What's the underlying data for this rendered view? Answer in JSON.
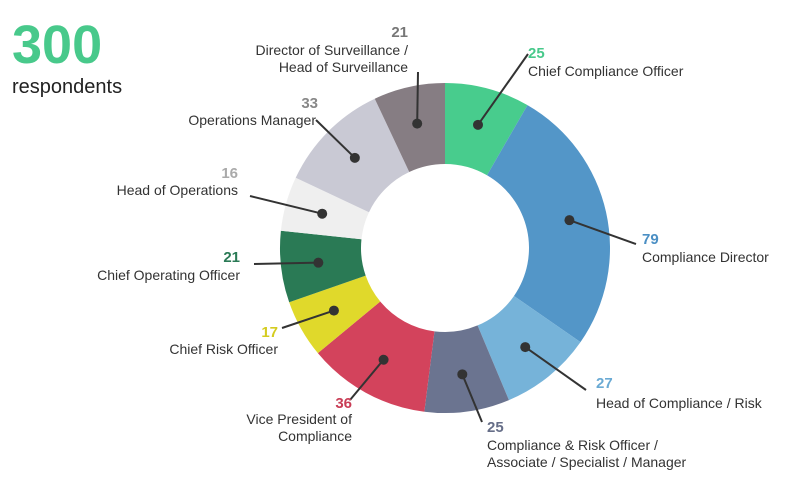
{
  "headline": {
    "total": "300",
    "total_label": "respondents"
  },
  "chart_data": {
    "type": "pie",
    "variant": "donut",
    "total": 300,
    "slices": [
      {
        "label": "Chief Compliance Officer",
        "value": 25,
        "color": "#48cc8d",
        "value_color": "#48c98b"
      },
      {
        "label": "Compliance Director",
        "value": 79,
        "color": "#5396c8",
        "value_color": "#4b8fc4"
      },
      {
        "label": "Head of Compliance / Risk",
        "value": 27,
        "color": "#76b3d9",
        "value_color": "#6aaad4"
      },
      {
        "label": "Compliance & Risk Officer / Associate / Specialist / Manager",
        "value": 25,
        "color": "#6b7490",
        "value_color": "#666e88"
      },
      {
        "label": "Vice President of Compliance",
        "value": 36,
        "color": "#d3435c",
        "value_color": "#c93d56"
      },
      {
        "label": "Chief Risk Officer",
        "value": 17,
        "color": "#e0d92b",
        "value_color": "#d4cc20"
      },
      {
        "label": "Chief Operating Officer",
        "value": 21,
        "color": "#2a7a55",
        "value_color": "#2a7a55"
      },
      {
        "label": "Head of Operations",
        "value": 16,
        "color": "#efefef",
        "value_color": "#aaaaaa"
      },
      {
        "label": "Operations Manager",
        "value": 33,
        "color": "#c9c9d4",
        "value_color": "#888888"
      },
      {
        "label": "Director of Surveillance / Head of Surveillance",
        "value": 21,
        "color": "#867d83",
        "value_color": "#777777"
      }
    ]
  }
}
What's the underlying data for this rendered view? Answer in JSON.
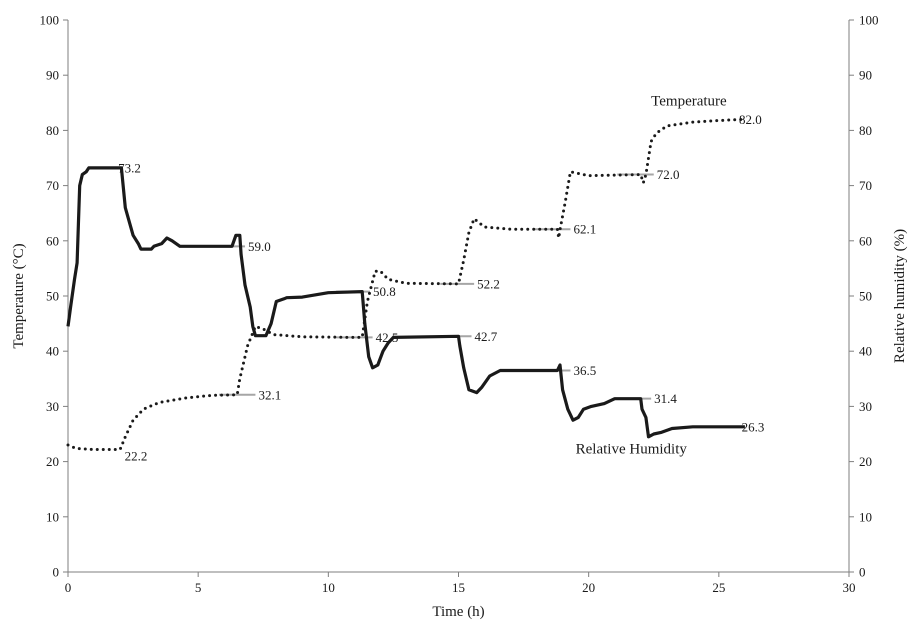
{
  "chart_data": {
    "type": "line",
    "x_axis": {
      "label": "Time (h)",
      "range": [
        0,
        30
      ],
      "ticks": [
        0,
        5,
        10,
        15,
        20,
        25,
        30
      ]
    },
    "y_left_axis": {
      "label": "Temperature (°C)",
      "range": [
        0,
        100
      ],
      "ticks": [
        0,
        10,
        20,
        30,
        40,
        50,
        60,
        70,
        80,
        90,
        100
      ]
    },
    "y_right_axis": {
      "label": "Relative humidity (%)",
      "range": [
        0,
        100
      ],
      "ticks": [
        0,
        10,
        20,
        30,
        40,
        50,
        60,
        70,
        80,
        90,
        100
      ]
    },
    "grid": false,
    "legend": "none (series labelled directly on the plot)",
    "series": [
      {
        "name": "Temperature",
        "axis": "left",
        "style": "dotted",
        "color": "#1a1a1a",
        "points": [
          [
            0,
            23.0
          ],
          [
            0.3,
            22.4
          ],
          [
            1.0,
            22.2
          ],
          [
            2.0,
            22.2
          ],
          [
            2.2,
            24.5
          ],
          [
            2.5,
            27.5
          ],
          [
            2.9,
            29.5
          ],
          [
            3.5,
            30.7
          ],
          [
            4.5,
            31.5
          ],
          [
            5.5,
            32.0
          ],
          [
            6.5,
            32.1
          ],
          [
            6.6,
            35.0
          ],
          [
            6.9,
            41.0
          ],
          [
            7.2,
            44.5
          ],
          [
            7.5,
            44.0
          ],
          [
            7.9,
            43.0
          ],
          [
            9.0,
            42.6
          ],
          [
            11.0,
            42.5
          ],
          [
            11.3,
            42.5
          ],
          [
            11.5,
            49.0
          ],
          [
            11.8,
            54.5
          ],
          [
            12.0,
            54.5
          ],
          [
            12.3,
            53.0
          ],
          [
            13.0,
            52.3
          ],
          [
            15.0,
            52.2
          ],
          [
            15.2,
            56.5
          ],
          [
            15.4,
            61.5
          ],
          [
            15.6,
            64.0
          ],
          [
            16.0,
            62.5
          ],
          [
            17.0,
            62.1
          ],
          [
            18.8,
            62.1
          ],
          [
            18.85,
            60.5
          ],
          [
            18.9,
            62.0
          ],
          [
            19.1,
            67.0
          ],
          [
            19.3,
            72.5
          ],
          [
            19.5,
            72.3
          ],
          [
            20.0,
            71.8
          ],
          [
            21.0,
            71.9
          ],
          [
            22.0,
            72.0
          ],
          [
            22.1,
            70.5
          ],
          [
            22.2,
            72.0
          ],
          [
            22.4,
            78.0
          ],
          [
            22.6,
            79.5
          ],
          [
            23.0,
            80.8
          ],
          [
            24.0,
            81.5
          ],
          [
            25.0,
            81.8
          ],
          [
            25.9,
            82.0
          ]
        ]
      },
      {
        "name": "Relative Humidity",
        "axis": "right",
        "style": "solid",
        "color": "#1a1a1a",
        "points": [
          [
            0,
            44.5
          ],
          [
            0.1,
            48.0
          ],
          [
            0.25,
            53.0
          ],
          [
            0.35,
            56.0
          ],
          [
            0.4,
            63.0
          ],
          [
            0.45,
            70.0
          ],
          [
            0.55,
            72.0
          ],
          [
            0.7,
            72.5
          ],
          [
            0.8,
            73.2
          ],
          [
            2.05,
            73.2
          ],
          [
            2.2,
            66.0
          ],
          [
            2.5,
            61.0
          ],
          [
            2.7,
            59.5
          ],
          [
            2.8,
            58.5
          ],
          [
            3.2,
            58.5
          ],
          [
            3.3,
            59.0
          ],
          [
            3.6,
            59.5
          ],
          [
            3.8,
            60.5
          ],
          [
            4.0,
            60.0
          ],
          [
            4.3,
            59.0
          ],
          [
            5.0,
            59.0
          ],
          [
            6.3,
            59.0
          ],
          [
            6.45,
            61.0
          ],
          [
            6.6,
            61.0
          ],
          [
            6.65,
            57.5
          ],
          [
            6.8,
            52.0
          ],
          [
            7.0,
            48.0
          ],
          [
            7.1,
            44.5
          ],
          [
            7.2,
            42.8
          ],
          [
            7.6,
            42.8
          ],
          [
            7.8,
            45.0
          ],
          [
            8.0,
            49.0
          ],
          [
            8.3,
            49.5
          ],
          [
            8.4,
            49.7
          ],
          [
            9.0,
            49.8
          ],
          [
            10.0,
            50.6
          ],
          [
            11.3,
            50.8
          ],
          [
            11.4,
            45.0
          ],
          [
            11.55,
            39.0
          ],
          [
            11.7,
            37.0
          ],
          [
            11.9,
            37.5
          ],
          [
            12.1,
            40.0
          ],
          [
            12.3,
            41.5
          ],
          [
            12.5,
            42.5
          ],
          [
            15.0,
            42.7
          ],
          [
            15.05,
            41.0
          ],
          [
            15.2,
            37.0
          ],
          [
            15.4,
            33.0
          ],
          [
            15.7,
            32.5
          ],
          [
            15.9,
            33.5
          ],
          [
            16.2,
            35.5
          ],
          [
            16.6,
            36.5
          ],
          [
            18.8,
            36.5
          ],
          [
            18.9,
            37.5
          ],
          [
            19.0,
            33.0
          ],
          [
            19.2,
            29.5
          ],
          [
            19.4,
            27.5
          ],
          [
            19.6,
            28.0
          ],
          [
            19.8,
            29.5
          ],
          [
            20.1,
            30.0
          ],
          [
            20.6,
            30.5
          ],
          [
            21.0,
            31.4
          ],
          [
            22.0,
            31.4
          ],
          [
            22.05,
            29.5
          ],
          [
            22.2,
            28.0
          ],
          [
            22.3,
            24.5
          ],
          [
            22.5,
            25.0
          ],
          [
            22.8,
            25.3
          ],
          [
            23.2,
            26.0
          ],
          [
            24.0,
            26.3
          ],
          [
            26.0,
            26.3
          ]
        ]
      }
    ],
    "series_labels": [
      {
        "text": "Temperature",
        "x": 22.4,
        "y": 84.5
      },
      {
        "text": "Relative Humidity",
        "x": 19.5,
        "y": 21.5
      }
    ],
    "setpoints": [
      {
        "series": "Temperature",
        "from": 5.8,
        "to": 7.2,
        "value": 32.1,
        "label": "32.1"
      },
      {
        "series": "Temperature",
        "from": 10.3,
        "to": 11.7,
        "value": 42.5,
        "label": "42.5"
      },
      {
        "series": "Temperature",
        "from": 14.3,
        "to": 15.6,
        "value": 52.2,
        "label": "52.2"
      },
      {
        "series": "Temperature",
        "from": 17.9,
        "to": 19.3,
        "value": 62.1,
        "label": "62.1"
      },
      {
        "series": "Temperature",
        "from": 21.1,
        "to": 22.5,
        "value": 72.0,
        "label": "72.0"
      },
      {
        "series": "Relative Humidity",
        "from": 5.6,
        "to": 6.8,
        "value": 59.0,
        "label": "59.0"
      },
      {
        "series": "Relative Humidity",
        "from": 10.3,
        "to": 11.6,
        "value": 50.8,
        "label": "50.8"
      },
      {
        "series": "Relative Humidity",
        "from": 14.3,
        "to": 15.5,
        "value": 42.7,
        "label": "42.7"
      },
      {
        "series": "Relative Humidity",
        "from": 17.9,
        "to": 19.3,
        "value": 36.5,
        "label": "36.5"
      },
      {
        "series": "Relative Humidity",
        "from": 21.0,
        "to": 22.4,
        "value": 31.4,
        "label": "31.4"
      }
    ],
    "point_labels": [
      {
        "series": "Relative Humidity",
        "text": "73.2",
        "x": 1.85,
        "y": 73.2
      },
      {
        "series": "Temperature",
        "text": "22.2",
        "x": 2.1,
        "y": 21.0
      },
      {
        "series": "Temperature",
        "text": "82.0",
        "x": 25.7,
        "y": 82.0
      },
      {
        "series": "Relative Humidity",
        "text": "26.3",
        "x": 25.8,
        "y": 26.3
      }
    ],
    "setpoint_color": "#a6a6a6"
  }
}
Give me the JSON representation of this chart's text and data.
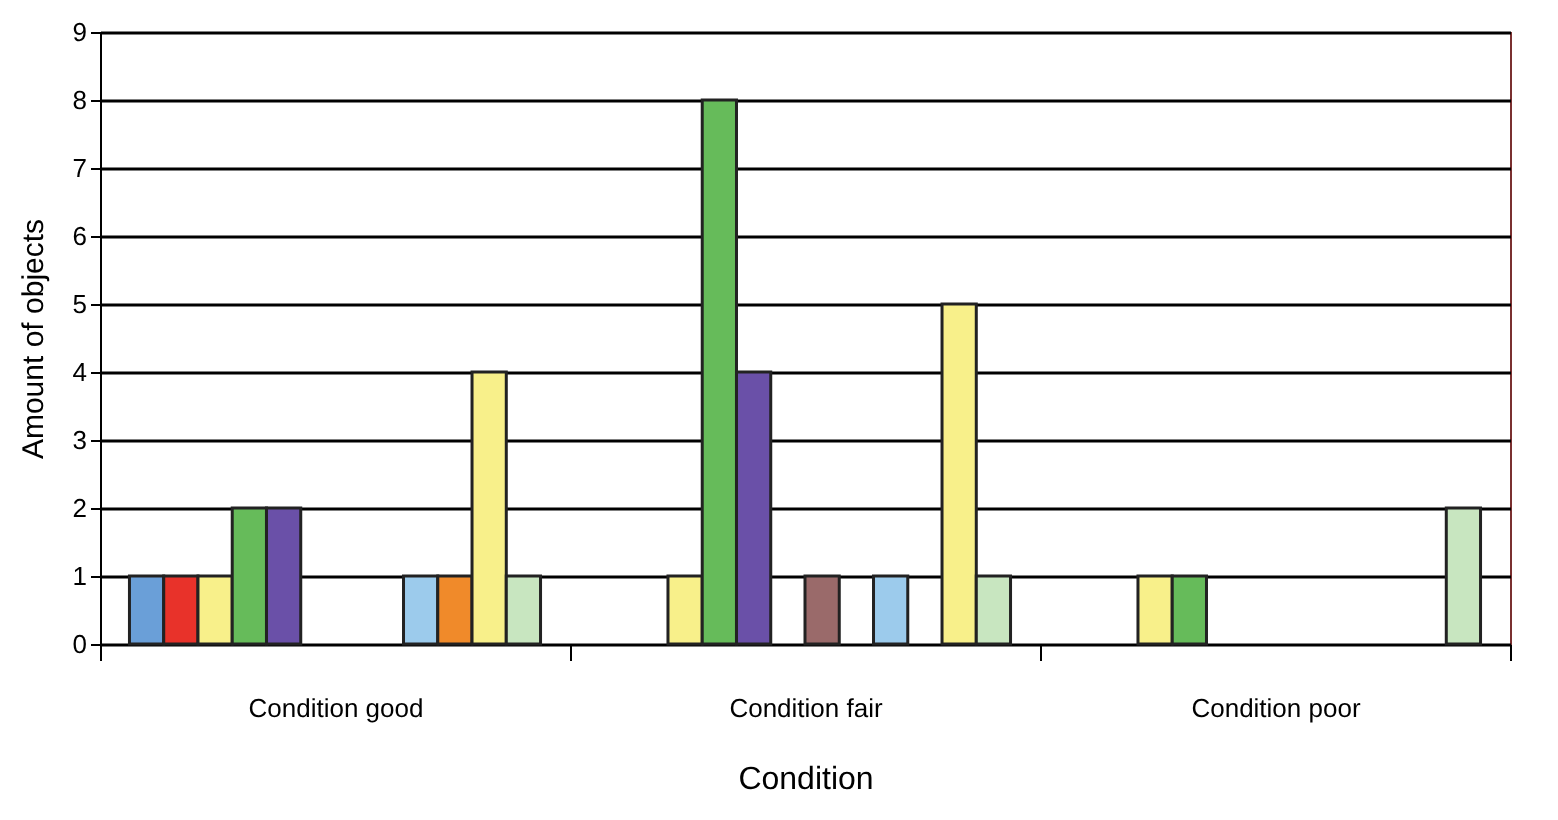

════════

## Problem to solve
Look through the listing and extract every line with "Operations" in it.

## Written solution
        "label": "Head of Operations",
        "label": "Operations Manager",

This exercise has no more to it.